Set exercise:
Locate the string "data" throughout the material and copy every line in which it occurs.

─── Records to process

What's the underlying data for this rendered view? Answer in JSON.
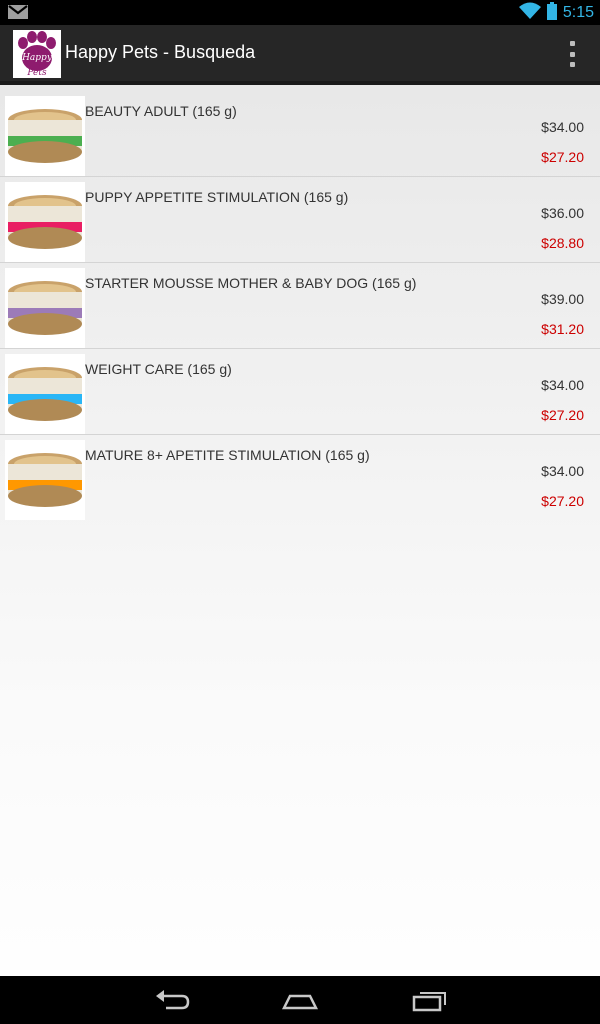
{
  "status": {
    "time": "5:15"
  },
  "app": {
    "title": "Happy Pets - Busqueda",
    "logo_text_1": "Happy",
    "logo_text_2": "Pets"
  },
  "products": [
    {
      "name": "BEAUTY ADULT (165 g)",
      "price": "$34.00",
      "sale_price": "$27.20",
      "label_color": "#4caf50"
    },
    {
      "name": "PUPPY APPETITE STIMULATION (165 g)",
      "price": "$36.00",
      "sale_price": "$28.80",
      "label_color": "#e91e63"
    },
    {
      "name": "STARTER MOUSSE MOTHER & BABY DOG (165 g)",
      "price": "$39.00",
      "sale_price": "$31.20",
      "label_color": "#9c7bb8"
    },
    {
      "name": "WEIGHT CARE (165 g)",
      "price": "$34.00",
      "sale_price": "$27.20",
      "label_color": "#29b6f6"
    },
    {
      "name": "MATURE 8+ APETITE STIMULATION (165 g)",
      "price": "$34.00",
      "sale_price": "$27.20",
      "label_color": "#ff9800"
    }
  ],
  "colors": {
    "sale": "#cc0000",
    "clock": "#33b5e5",
    "brand": "#8e1b6e"
  }
}
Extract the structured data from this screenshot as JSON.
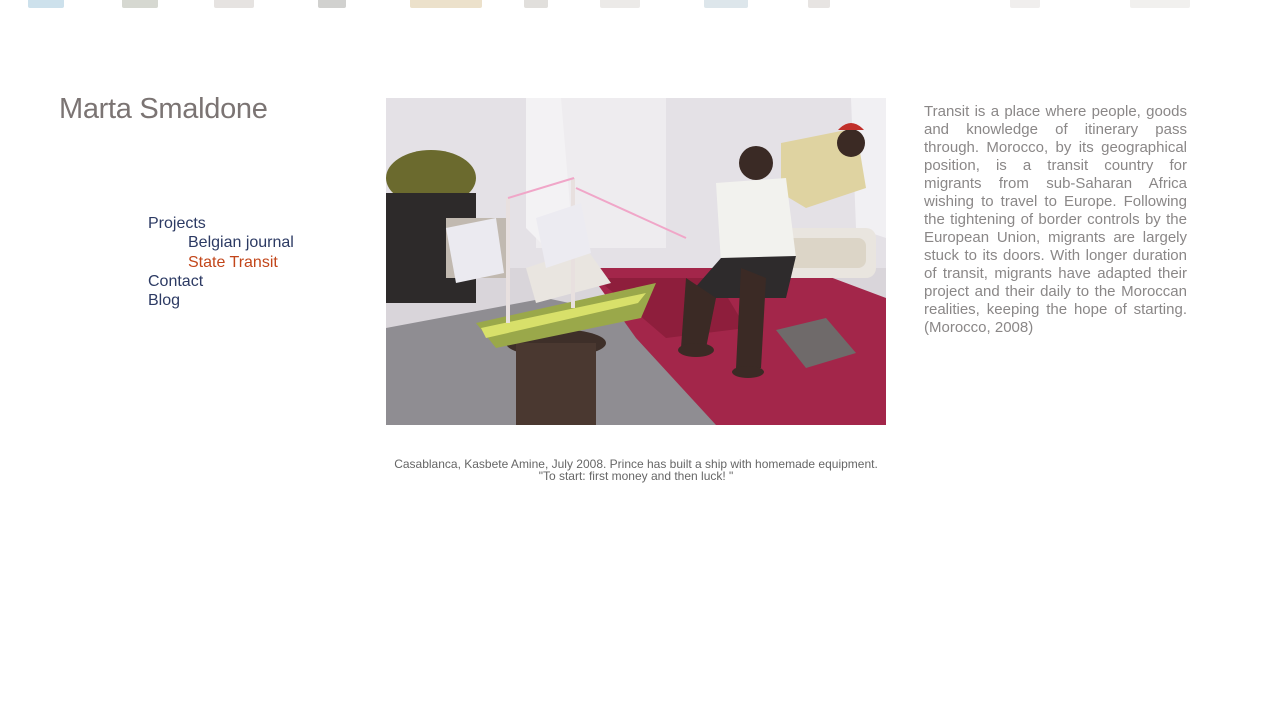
{
  "site": {
    "title": "Marta Smaldone"
  },
  "nav": {
    "projects": "Projects",
    "belgian_journal": "Belgian journal",
    "state_transit": "State Transit",
    "contact": "Contact",
    "blog": "Blog",
    "active_color": "#c2461a",
    "link_color": "#2c3a63"
  },
  "photo": {
    "caption_line1": "Casablanca, Kasbete Amine, July 2008. Prince has built a ship with homemade equipment.",
    "caption_line2": "\"To start: first money and then luck! \""
  },
  "project": {
    "description": "Transit is a place where people, goods and knowledge of itinerary pass through. Morocco, by its geographical position, is a transit country for migrants from sub-Saharan Africa wishing to travel to Europe. Following the tightening of border controls by the European Union, migrants are largely stuck to its doors. With longer duration of transit, migrants have adapted their project and their daily to the Moroccan realities, keeping the hope of starting. (Morocco, 2008)"
  }
}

──────

Full response:
What's the underlying data for this rendered view? Answer in JSON.
Extract the structured data from this screenshot as JSON.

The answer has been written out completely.